# WHAT IS EXPECTED
Gather up the lines that contain "present".

---------- DATA FOR THE TASK

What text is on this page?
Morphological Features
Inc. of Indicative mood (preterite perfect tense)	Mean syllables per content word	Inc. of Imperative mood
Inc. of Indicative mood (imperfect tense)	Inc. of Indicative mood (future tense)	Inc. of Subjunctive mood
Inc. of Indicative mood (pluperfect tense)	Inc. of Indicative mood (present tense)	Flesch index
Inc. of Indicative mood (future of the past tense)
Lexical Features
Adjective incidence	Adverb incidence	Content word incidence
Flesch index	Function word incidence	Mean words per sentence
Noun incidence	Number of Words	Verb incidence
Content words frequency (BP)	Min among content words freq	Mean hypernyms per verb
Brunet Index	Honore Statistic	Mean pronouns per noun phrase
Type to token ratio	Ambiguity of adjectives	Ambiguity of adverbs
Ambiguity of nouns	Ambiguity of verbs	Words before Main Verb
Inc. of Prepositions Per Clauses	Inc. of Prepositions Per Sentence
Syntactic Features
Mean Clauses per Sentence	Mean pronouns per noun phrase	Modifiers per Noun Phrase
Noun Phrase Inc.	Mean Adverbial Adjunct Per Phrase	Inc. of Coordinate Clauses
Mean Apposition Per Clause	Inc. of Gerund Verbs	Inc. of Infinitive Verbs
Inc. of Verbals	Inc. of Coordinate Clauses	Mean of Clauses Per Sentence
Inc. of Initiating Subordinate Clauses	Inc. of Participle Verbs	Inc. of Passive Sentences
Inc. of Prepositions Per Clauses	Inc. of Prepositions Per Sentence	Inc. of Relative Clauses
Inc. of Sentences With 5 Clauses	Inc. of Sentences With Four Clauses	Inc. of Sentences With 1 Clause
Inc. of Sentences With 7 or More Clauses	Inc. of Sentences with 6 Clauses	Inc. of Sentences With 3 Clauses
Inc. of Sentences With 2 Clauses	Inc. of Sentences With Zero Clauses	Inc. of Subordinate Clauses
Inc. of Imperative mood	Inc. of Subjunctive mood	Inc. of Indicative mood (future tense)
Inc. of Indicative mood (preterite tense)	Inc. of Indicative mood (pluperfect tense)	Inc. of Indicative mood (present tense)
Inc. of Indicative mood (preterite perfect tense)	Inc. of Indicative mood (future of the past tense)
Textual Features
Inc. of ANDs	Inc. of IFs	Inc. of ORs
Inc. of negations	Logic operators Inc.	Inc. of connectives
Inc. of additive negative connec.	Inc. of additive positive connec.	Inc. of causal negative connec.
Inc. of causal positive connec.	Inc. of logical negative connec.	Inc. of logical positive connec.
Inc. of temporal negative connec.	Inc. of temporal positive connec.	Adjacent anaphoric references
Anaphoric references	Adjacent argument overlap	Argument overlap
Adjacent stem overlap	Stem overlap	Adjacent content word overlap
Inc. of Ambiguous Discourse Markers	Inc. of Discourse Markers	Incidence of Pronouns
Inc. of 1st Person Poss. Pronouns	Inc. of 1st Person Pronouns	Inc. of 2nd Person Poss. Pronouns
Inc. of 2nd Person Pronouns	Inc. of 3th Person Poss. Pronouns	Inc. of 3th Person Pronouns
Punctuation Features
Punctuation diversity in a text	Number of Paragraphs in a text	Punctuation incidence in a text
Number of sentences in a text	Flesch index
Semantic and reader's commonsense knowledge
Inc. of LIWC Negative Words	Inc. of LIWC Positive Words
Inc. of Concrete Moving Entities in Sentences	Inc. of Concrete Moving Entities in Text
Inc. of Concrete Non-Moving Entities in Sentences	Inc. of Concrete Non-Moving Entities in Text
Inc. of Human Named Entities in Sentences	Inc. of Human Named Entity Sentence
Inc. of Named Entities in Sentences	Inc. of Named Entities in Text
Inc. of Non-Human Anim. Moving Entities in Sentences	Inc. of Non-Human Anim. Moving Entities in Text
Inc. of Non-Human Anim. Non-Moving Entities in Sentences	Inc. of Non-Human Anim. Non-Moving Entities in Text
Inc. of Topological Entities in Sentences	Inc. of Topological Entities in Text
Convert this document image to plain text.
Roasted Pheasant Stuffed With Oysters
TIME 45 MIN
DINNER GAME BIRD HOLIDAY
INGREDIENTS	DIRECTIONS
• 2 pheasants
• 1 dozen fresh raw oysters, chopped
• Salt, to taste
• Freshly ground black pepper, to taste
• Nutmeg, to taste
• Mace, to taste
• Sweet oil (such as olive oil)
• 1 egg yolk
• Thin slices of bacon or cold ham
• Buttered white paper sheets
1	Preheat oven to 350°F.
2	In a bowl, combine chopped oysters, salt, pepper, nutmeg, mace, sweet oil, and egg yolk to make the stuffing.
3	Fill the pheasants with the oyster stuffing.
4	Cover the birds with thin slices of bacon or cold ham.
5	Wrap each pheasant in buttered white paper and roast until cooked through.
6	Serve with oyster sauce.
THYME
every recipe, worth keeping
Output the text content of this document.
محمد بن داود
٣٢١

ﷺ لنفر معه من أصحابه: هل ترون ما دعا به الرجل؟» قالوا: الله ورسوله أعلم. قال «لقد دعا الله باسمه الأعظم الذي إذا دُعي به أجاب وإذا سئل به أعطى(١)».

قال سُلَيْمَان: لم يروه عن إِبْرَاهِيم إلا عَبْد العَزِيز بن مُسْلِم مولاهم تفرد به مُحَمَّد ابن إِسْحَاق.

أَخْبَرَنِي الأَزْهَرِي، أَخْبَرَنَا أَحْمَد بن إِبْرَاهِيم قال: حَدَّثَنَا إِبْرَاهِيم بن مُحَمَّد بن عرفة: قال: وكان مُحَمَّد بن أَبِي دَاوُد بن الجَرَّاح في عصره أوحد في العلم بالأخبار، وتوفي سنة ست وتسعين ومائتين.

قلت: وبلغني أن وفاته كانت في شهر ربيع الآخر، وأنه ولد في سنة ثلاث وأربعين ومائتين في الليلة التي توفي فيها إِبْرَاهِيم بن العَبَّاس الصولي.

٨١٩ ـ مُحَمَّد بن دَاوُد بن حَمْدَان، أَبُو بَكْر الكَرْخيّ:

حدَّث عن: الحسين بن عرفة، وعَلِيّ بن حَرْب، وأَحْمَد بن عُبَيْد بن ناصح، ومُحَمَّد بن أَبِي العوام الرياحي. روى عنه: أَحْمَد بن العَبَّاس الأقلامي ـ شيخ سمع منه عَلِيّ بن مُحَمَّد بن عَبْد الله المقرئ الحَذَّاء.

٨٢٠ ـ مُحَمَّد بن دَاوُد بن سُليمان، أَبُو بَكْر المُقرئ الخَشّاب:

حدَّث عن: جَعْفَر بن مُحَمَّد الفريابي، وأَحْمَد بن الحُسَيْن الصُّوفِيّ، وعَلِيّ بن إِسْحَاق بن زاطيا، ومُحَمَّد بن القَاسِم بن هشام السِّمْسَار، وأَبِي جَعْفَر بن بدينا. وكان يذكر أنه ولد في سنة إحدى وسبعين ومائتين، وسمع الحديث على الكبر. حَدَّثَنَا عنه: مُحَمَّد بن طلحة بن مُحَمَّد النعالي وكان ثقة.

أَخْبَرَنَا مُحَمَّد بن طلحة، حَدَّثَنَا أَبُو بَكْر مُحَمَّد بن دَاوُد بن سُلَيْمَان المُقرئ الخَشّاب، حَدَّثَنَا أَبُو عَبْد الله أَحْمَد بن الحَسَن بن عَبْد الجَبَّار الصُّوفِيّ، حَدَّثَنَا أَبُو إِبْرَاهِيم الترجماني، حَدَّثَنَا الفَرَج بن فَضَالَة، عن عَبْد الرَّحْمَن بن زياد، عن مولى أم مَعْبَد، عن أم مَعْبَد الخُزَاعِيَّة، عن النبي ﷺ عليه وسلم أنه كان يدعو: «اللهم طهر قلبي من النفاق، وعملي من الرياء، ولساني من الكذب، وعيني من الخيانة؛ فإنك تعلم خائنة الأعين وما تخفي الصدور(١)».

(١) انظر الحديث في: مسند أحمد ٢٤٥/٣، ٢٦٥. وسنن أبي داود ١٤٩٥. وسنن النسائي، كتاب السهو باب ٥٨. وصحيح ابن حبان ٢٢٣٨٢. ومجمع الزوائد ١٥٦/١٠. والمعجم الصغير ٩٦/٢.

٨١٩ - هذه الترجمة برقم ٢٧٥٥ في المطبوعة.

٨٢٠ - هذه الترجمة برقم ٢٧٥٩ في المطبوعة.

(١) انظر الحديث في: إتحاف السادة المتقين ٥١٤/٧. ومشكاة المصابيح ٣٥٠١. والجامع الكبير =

--------------------

# WRITTEN ANSWER
Inc. of Indicative mood (pluperfect tense)	Inc. of Indicative mood (present tense)	Flesch index
Inc. of Indicative mood (preterite tense)	Inc. of Indicative mood (pluperfect tense)	Inc. of Indicative mood (present tense)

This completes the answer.